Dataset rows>

+--

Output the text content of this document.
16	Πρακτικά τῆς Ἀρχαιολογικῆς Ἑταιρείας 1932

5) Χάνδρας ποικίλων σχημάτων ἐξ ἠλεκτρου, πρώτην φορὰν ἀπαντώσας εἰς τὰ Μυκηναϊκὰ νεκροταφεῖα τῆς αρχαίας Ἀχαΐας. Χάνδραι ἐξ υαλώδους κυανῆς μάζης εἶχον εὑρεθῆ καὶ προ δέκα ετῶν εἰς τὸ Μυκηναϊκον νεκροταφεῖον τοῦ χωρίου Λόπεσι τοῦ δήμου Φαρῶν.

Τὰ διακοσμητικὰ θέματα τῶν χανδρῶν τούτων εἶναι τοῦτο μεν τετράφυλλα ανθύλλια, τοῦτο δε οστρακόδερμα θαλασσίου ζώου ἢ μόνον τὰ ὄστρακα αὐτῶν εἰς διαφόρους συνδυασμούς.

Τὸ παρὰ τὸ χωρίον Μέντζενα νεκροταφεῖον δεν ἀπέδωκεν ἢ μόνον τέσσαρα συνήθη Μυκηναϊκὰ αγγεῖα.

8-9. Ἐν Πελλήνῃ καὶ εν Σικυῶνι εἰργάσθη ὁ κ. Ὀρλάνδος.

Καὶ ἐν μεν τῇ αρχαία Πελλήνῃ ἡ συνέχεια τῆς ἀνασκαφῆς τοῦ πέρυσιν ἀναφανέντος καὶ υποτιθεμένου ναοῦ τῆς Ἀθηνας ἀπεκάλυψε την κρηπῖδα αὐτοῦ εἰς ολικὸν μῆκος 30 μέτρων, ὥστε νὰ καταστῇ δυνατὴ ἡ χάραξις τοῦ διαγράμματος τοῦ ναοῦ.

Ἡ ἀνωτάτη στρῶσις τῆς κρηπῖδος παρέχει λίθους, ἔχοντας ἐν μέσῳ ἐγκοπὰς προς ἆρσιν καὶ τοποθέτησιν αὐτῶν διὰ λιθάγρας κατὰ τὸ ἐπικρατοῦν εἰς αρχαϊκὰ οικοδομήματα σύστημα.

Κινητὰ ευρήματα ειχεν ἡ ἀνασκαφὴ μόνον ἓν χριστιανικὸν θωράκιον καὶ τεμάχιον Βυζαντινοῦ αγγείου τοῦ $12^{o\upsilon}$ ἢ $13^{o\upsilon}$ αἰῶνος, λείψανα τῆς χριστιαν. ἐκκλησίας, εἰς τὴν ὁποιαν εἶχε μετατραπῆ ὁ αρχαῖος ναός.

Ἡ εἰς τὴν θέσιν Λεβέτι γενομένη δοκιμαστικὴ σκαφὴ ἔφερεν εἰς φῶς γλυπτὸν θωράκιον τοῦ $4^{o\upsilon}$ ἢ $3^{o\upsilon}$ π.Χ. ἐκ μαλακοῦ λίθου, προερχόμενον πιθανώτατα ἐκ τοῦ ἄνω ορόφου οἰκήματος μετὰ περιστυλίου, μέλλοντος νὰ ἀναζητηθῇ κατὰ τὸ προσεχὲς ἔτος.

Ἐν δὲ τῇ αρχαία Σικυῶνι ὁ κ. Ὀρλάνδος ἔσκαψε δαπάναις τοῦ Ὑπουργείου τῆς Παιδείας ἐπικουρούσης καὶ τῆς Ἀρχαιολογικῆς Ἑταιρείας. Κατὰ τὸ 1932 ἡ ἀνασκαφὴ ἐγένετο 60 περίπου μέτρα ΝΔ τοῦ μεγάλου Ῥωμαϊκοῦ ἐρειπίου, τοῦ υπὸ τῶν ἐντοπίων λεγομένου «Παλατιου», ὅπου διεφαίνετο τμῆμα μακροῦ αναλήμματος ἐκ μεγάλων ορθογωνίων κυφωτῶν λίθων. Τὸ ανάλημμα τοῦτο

+--

Task requirements> Repeat each of the entries above precisely as given.

Full answer>
Output the text content of this document.
16	Πρακτικά τῆς Ἀρχαιολογικῆς Ἑταιρείας 1932

5) Χάνδρας ποικίλων σχημάτων ἐξ ἠλεκτρου, πρώτην φορὰν ἀπαντώσας εἰς τὰ Μυκηναϊκὰ νεκροταφεῖα τῆς αρχαίας Ἀχαΐας. Χάνδραι ἐξ υαλώδους κυανῆς μάζης εἶχον εὑρεθῆ καὶ προ δέκα ετῶν εἰς τὸ Μυκηναϊκον νεκροταφεῖον τοῦ χωρίου Λόπεσι τοῦ δήμου Φαρῶν.

Τὰ διακοσμητικὰ θέματα τῶν χανδρῶν τούτων εἶναι τοῦτο μεν τετράφυλλα ανθύλλια, τοῦτο δε οστρακόδερμα θαλασσίου ζώου ἢ μόνον τὰ ὄστρακα αὐτῶν εἰς διαφόρους συνδυασμούς.

Τὸ παρὰ τὸ χωρίον Μέντζενα νεκροταφεῖον δεν ἀπέδωκεν ἢ μόνον τέσσαρα συνήθη Μυκηναϊκὰ αγγεῖα.

8-9. Ἐν Πελλήνῃ καὶ εν Σικυῶνι εἰργάσθη ὁ κ. Ὀρλάνδος.

Καὶ ἐν μεν τῇ αρχαία Πελλήνῃ ἡ συνέχεια τῆς ἀνασκαφῆς τοῦ πέρυσιν ἀναφανέντος καὶ υποτιθεμένου ναοῦ τῆς Ἀθηνας ἀπεκάλυψε την κρηπῖδα αὐτοῦ εἰς ολικὸν μῆκος 30 μέτρων, ὥστε νὰ καταστῇ δυνατὴ ἡ χάραξις τοῦ διαγράμματος τοῦ ναοῦ.

Ἡ ἀνωτάτη στρῶσις τῆς κρηπῖδος παρέχει λίθους, ἔχοντας ἐν μέσῳ ἐγκοπὰς προς ἆρσιν καὶ τοποθέτησιν αὐτῶν διὰ λιθάγρας κατὰ τὸ ἐπικρατοῦν εἰς αρχαϊκὰ οικοδομήματα σύστημα.

Κινητὰ ευρήματα ειχεν ἡ ἀνασκαφὴ μόνον ἓν χριστιανικὸν θωράκιον καὶ τεμάχιον Βυζαντινοῦ αγγείου τοῦ $12^{o\upsilon}$ ἢ $13^{o\upsilon}$ αἰῶνος, λείψανα τῆς χριστιαν. ἐκκλησίας, εἰς τὴν ὁποιαν εἶχε μετατραπῆ ὁ αρχαῖος ναός.

Ἡ εἰς τὴν θέσιν Λεβέτι γενομένη δοκιμαστικὴ σκαφὴ ἔφερεν εἰς φῶς γλυπτὸν θωράκιον τοῦ $4^{o\upsilon}$ ἢ $3^{o\upsilon}$ π.Χ. ἐκ μαλακοῦ λίθου, προερχόμενον πιθανώτατα ἐκ τοῦ ἄνω ορόφου οἰκήματος μετὰ περιστυλίου, μέλλοντος νὰ ἀναζητηθῇ κατὰ τὸ προσεχὲς ἔτος.

Ἐν δὲ τῇ αρχαία Σικυῶνι ὁ κ. Ὀρλάνδος ἔσκαψε δαπάναις τοῦ Ὑπουργείου τῆς Παιδείας ἐπικουρούσης καὶ τῆς Ἀρχαιολογικῆς Ἑταιρείας. Κατὰ τὸ 1932 ἡ ἀνασκαφὴ ἐγένετο 60 περίπου μέτρα ΝΔ τοῦ μεγάλου Ῥωμαϊκοῦ ἐρειπίου, τοῦ υπὸ τῶν ἐντοπίων λεγομένου «Παλατιου», ὅπου διεφαίνετο τμῆμα μακροῦ αναλήμματος ἐκ μεγάλων ορθογωνίων κυφωτῶν λίθων. Τὸ ανάλημμα τοῦτο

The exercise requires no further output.